(Collected data entries)
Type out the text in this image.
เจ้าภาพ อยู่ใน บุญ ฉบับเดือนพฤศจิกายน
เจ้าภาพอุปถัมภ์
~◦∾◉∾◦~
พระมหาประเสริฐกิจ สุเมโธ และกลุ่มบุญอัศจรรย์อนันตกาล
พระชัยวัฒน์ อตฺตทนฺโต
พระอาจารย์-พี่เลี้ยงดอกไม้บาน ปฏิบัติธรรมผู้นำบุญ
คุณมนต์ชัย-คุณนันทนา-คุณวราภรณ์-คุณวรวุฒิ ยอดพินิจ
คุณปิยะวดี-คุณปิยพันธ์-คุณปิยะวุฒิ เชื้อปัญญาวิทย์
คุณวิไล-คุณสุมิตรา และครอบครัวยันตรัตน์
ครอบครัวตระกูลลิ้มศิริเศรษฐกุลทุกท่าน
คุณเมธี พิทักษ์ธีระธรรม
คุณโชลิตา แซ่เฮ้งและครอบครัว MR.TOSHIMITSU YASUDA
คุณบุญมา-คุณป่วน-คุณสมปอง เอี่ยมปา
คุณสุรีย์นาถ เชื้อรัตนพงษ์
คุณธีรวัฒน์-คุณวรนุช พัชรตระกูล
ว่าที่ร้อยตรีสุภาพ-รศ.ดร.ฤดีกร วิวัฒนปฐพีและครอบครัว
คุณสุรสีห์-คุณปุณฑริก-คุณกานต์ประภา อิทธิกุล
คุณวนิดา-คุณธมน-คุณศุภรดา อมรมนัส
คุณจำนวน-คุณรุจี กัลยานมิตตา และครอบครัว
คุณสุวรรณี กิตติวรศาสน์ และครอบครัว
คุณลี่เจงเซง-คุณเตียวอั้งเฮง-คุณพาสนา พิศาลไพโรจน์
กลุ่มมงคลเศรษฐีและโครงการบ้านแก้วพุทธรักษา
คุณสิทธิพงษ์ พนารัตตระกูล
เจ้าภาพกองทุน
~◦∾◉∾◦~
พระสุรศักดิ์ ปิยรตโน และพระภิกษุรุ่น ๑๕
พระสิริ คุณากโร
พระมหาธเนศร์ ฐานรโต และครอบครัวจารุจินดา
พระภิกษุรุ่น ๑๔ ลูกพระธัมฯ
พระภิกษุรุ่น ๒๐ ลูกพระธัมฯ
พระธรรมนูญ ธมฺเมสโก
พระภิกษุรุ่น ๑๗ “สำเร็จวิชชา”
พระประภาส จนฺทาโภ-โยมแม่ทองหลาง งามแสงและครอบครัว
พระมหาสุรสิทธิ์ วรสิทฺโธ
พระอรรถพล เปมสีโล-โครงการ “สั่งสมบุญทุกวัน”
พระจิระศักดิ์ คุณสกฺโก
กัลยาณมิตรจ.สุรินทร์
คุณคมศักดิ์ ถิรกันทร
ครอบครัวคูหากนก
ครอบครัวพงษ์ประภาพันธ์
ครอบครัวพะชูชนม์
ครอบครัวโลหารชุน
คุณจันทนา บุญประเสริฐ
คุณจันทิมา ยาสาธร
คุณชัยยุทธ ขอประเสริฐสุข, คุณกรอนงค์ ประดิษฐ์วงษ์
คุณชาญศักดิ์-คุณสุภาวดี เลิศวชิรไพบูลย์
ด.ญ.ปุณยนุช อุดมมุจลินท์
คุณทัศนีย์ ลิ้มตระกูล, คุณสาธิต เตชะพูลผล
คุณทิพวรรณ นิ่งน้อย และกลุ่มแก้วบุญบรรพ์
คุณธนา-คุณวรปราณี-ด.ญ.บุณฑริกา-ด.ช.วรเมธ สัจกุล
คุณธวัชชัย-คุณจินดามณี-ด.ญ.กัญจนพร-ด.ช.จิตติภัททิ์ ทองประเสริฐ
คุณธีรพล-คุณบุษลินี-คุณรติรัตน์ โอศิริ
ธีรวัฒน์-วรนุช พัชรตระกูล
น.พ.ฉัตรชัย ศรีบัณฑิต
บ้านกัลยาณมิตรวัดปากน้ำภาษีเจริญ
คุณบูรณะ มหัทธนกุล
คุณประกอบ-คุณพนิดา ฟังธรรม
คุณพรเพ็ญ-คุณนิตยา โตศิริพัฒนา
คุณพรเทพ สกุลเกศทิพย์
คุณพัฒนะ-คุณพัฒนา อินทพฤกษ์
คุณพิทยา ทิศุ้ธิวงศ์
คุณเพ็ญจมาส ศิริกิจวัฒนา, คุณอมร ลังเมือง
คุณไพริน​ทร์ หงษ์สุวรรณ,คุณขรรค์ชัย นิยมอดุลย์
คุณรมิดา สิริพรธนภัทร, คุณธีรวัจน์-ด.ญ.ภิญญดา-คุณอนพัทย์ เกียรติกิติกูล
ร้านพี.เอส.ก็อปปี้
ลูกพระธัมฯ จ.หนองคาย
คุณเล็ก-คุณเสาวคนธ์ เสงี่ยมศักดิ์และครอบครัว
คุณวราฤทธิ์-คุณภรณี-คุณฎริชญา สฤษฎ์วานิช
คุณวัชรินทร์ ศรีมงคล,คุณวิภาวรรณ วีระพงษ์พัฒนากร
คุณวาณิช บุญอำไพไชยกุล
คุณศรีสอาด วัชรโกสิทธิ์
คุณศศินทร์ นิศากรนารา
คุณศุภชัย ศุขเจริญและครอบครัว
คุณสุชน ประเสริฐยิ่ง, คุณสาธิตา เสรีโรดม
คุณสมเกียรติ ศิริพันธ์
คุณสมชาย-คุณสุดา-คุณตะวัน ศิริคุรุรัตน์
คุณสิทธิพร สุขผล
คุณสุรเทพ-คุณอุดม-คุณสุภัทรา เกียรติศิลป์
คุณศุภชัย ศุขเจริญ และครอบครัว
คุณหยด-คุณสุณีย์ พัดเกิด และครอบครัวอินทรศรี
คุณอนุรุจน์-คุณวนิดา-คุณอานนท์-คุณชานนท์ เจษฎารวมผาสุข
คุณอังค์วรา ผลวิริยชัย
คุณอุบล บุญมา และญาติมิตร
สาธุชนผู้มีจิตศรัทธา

• **WORK TO DO**
Restate the data above exactly, keeping each word as it stands.

• **ANSWER FOR THIS EXERCISE**
Type out the text in this image.
เจ้าภาพ อยู่ใน บุญ ฉบับเดือนพฤศจิกายน
เจ้าภาพอุปถัมภ์
~◦∾◉∾◦~
พระมหาประเสริฐกิจ สุเมโธ และกลุ่มบุญอัศจรรย์อนันตกาล
พระชัยวัฒน์ อตฺตทนฺโต
พระอาจารย์-พี่เลี้ยงดอกไม้บาน ปฏิบัติธรรมผู้นำบุญ
คุณมนต์ชัย-คุณนันทนา-คุณวราภรณ์-คุณวรวุฒิ ยอดพินิจ
คุณปิยะวดี-คุณปิยพันธ์-คุณปิยะวุฒิ เชื้อปัญญาวิทย์
คุณวิไล-คุณสุมิตรา และครอบครัวยันตรัตน์
ครอบครัวตระกูลลิ้มศิริเศรษฐกุลทุกท่าน
คุณเมธี พิทักษ์ธีระธรรม
คุณโชลิตา แซ่เฮ้งและครอบครัว MR.TOSHIMITSU YASUDA
คุณบุญมา-คุณป่วน-คุณสมปอง เอี่ยมปา
คุณสุรีย์นาถ เชื้อรัตนพงษ์
คุณธีรวัฒน์-คุณวรนุช พัชรตระกูล
ว่าที่ร้อยตรีสุภาพ-รศ.ดร.ฤดีกร วิวัฒนปฐพีและครอบครัว
คุณสุรสีห์-คุณปุณฑริก-คุณกานต์ประภา อิทธิกุล
คุณวนิดา-คุณธมน-คุณศุภรดา อมรมนัส
คุณจำนวน-คุณรุจี กัลยานมิตตา และครอบครัว
คุณสุวรรณี กิตติวรศาสน์ และครอบครัว
คุณลี่เจงเซง-คุณเตียวอั้งเฮง-คุณพาสนา พิศาลไพโรจน์
กลุ่มมงคลเศรษฐีและโครงการบ้านแก้วพุทธรักษา
คุณสิทธิพงษ์ พนารัตตระกูล
เจ้าภาพกองทุน
~◦∾◉∾◦~
พระสุรศักดิ์ ปิยรตโน และพระภิกษุรุ่น ๑๕
พระสิริ คุณากโร
พระมหาธเนศร์ ฐานรโต และครอบครัวจารุจินดา
พระภิกษุรุ่น ๑๔ ลูกพระธัมฯ
พระภิกษุรุ่น ๒๐ ลูกพระธัมฯ
พระธรรมนูญ ธมฺเมสโก
พระภิกษุรุ่น ๑๗ “สำเร็จวิชชา”
พระประภาส จนฺทาโภ-โยมแม่ทองหลาง งามแสงและครอบครัว
พระมหาสุรสิทธิ์ วรสิทฺโธ
พระอรรถพล เปมสีโล-โครงการ “สั่งสมบุญทุกวัน”
พระจิระศักดิ์ คุณสกฺโก
กัลยาณมิตรจ.สุรินทร์
คุณคมศักดิ์ ถิรกันทร
ครอบครัวคูหากนก
ครอบครัวพงษ์ประภาพันธ์
ครอบครัวพะชูชนม์
ครอบครัวโลหารชุน
คุณจันทนา บุญประเสริฐ
คุณจันทิมา ยาสาธร
คุณชัยยุทธ ขอประเสริฐสุข, คุณกรอนงค์ ประดิษฐ์วงษ์
คุณชาญศักดิ์-คุณสุภาวดี เลิศวชิรไพบูลย์
ด.ญ.ปุณยนุช อุดมมุจลินท์
คุณทัศนีย์ ลิ้มตระกูล, คุณสาธิต เตชะพูลผล
คุณทิพวรรณ นิ่งน้อย และกลุ่มแก้วบุญบรรพ์
คุณธนา-คุณวรปราณี-ด.ญ.บุณฑริกา-ด.ช.วรเมธ สัจกุล
คุณธวัชชัย-คุณจินดามณี-ด.ญ.กัญจนพร-ด.ช.จิตติภัททิ์ ทองประเสริฐ
คุณธีรพล-คุณบุษลินี-คุณรติรัตน์ โอศิริ
ธีรวัฒน์-วรนุช พัชรตระกูล
น.พ.ฉัตรชัย ศรีบัณฑิต
บ้านกัลยาณมิตรวัดปากน้ำภาษีเจริญ
คุณบูรณะ มหัทธนกุล
คุณประกอบ-คุณพนิดา ฟังธรรม
คุณพรเพ็ญ-คุณนิตยา โตศิริพัฒนา
คุณพรเทพ สกุลเกศทิพย์
คุณพัฒนะ-คุณพัฒนา อินทพฤกษ์
คุณพิทยา ทิศุ้ธิวงศ์
คุณเพ็ญจมาส ศิริกิจวัฒนา, คุณอมร ลังเมือง
คุณไพริน​ทร์ หงษ์สุวรรณ,คุณขรรค์ชัย นิยมอดุลย์
คุณรมิดา สิริพรธนภัทร, คุณธีรวัจน์-ด.ญ.ภิญญดา-คุณอนพัทย์ เกียรติกิติกูล
ร้านพี.เอส.ก็อปปี้
ลูกพระธัมฯ จ.หนองคาย
คุณเล็ก-คุณเสาวคนธ์ เสงี่ยมศักดิ์และครอบครัว
คุณวราฤทธิ์-คุณภรณี-คุณฎริชญา สฤษฎ์วานิช
คุณวัชรินทร์ ศรีมงคล,คุณวิภาวรรณ วีระพงษ์พัฒนากร
คุณวาณิช บุญอำไพไชยกุล
คุณศรีสอาด วัชรโกสิทธิ์
คุณศศินทร์ นิศากรนารา
คุณศุภชัย ศุขเจริญและครอบครัว
คุณสุชน ประเสริฐยิ่ง, คุณสาธิตา เสรีโรดม
คุณสมเกียรติ ศิริพันธ์
คุณสมชาย-คุณสุดา-คุณตะวัน ศิริคุรุรัตน์
คุณสิทธิพร สุขผล
คุณสุรเทพ-คุณอุดม-คุณสุภัทรา เกียรติศิลป์
คุณศุภชัย ศุขเจริญ และครอบครัว
คุณหยด-คุณสุณีย์ พัดเกิด และครอบครัวอินทรศรี
คุณอนุรุจน์-คุณวนิดา-คุณอานนท์-คุณชานนท์ เจษฎารวมผาสุข
คุณอังค์วรา ผลวิริยชัย
คุณอุบล บุญมา และญาติมิตร
สาธุชนผู้มีจิตศรัทธา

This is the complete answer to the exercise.